_Requirement_: Below are the records; locate each line with the word "ضمنه" and copy it.

Data excerpts:
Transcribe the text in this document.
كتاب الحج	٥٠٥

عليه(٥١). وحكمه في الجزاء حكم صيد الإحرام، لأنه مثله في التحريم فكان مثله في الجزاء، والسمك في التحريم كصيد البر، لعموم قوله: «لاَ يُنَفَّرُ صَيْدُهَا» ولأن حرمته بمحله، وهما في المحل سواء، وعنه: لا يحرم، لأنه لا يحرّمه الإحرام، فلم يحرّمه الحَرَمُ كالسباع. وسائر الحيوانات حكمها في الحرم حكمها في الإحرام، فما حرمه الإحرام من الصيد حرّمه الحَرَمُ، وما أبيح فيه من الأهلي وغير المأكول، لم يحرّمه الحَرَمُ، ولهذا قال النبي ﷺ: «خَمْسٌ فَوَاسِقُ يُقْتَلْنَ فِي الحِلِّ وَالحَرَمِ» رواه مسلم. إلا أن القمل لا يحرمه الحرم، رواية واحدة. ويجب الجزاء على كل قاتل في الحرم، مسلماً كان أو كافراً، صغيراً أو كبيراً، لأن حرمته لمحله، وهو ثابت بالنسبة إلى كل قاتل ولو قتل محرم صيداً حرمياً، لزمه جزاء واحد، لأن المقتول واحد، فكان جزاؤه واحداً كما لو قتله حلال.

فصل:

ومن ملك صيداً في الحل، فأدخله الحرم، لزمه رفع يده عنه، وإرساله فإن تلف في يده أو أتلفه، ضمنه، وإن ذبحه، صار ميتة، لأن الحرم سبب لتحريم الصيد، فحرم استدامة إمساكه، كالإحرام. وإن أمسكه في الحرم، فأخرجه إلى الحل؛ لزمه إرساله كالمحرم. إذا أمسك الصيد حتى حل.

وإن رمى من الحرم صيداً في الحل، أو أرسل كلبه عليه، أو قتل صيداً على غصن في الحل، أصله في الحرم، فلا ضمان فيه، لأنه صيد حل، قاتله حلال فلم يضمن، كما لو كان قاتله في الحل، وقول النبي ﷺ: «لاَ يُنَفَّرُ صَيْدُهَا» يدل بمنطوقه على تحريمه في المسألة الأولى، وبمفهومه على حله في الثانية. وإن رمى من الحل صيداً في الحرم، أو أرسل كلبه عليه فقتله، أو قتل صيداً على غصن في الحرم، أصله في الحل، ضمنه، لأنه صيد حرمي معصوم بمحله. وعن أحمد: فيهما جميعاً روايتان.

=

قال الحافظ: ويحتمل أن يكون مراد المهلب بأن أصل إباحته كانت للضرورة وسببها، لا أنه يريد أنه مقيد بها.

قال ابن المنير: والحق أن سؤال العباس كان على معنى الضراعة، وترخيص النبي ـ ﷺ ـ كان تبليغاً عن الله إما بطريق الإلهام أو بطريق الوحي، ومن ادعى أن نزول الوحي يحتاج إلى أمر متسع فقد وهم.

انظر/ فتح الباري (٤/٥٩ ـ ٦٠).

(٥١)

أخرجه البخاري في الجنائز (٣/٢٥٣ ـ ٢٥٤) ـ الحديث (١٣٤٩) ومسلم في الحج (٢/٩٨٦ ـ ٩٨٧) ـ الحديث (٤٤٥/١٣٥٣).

_Response_:
ومن ملك صيداً في الحل، فأدخله الحرم، لزمه رفع يده عنه، وإرساله فإن تلف في يده أو أتلفه، ضمنه، وإن ذبحه، صار ميتة، لأن الحرم سبب لتحريم الصيد، فحرم استدامة إمساكه، كالإحرام. وإن أمسكه في الحرم، فأخرجه إلى الحل؛ لزمه إرساله كالمحرم. إذا أمسك الصيد حتى حل.
وإن رمى من الحرم صيداً في الحل، أو أرسل كلبه عليه، أو قتل صيداً على غصن في الحل، أصله في الحرم، فلا ضمان فيه، لأنه صيد حل، قاتله حلال فلم يضمن، كما لو كان قاتله في الحل، وقول النبي ﷺ: «لاَ يُنَفَّرُ صَيْدُهَا» يدل بمنطوقه على تحريمه في المسألة الأولى، وبمفهومه على حله في الثانية. وإن رمى من الحل صيداً في الحرم، أو أرسل كلبه عليه فقتله، أو قتل صيداً على غصن في الحرم، أصله في الحل، ضمنه، لأنه صيد حرمي معصوم بمحله. وعن أحمد: فيهما جميعاً روايتان.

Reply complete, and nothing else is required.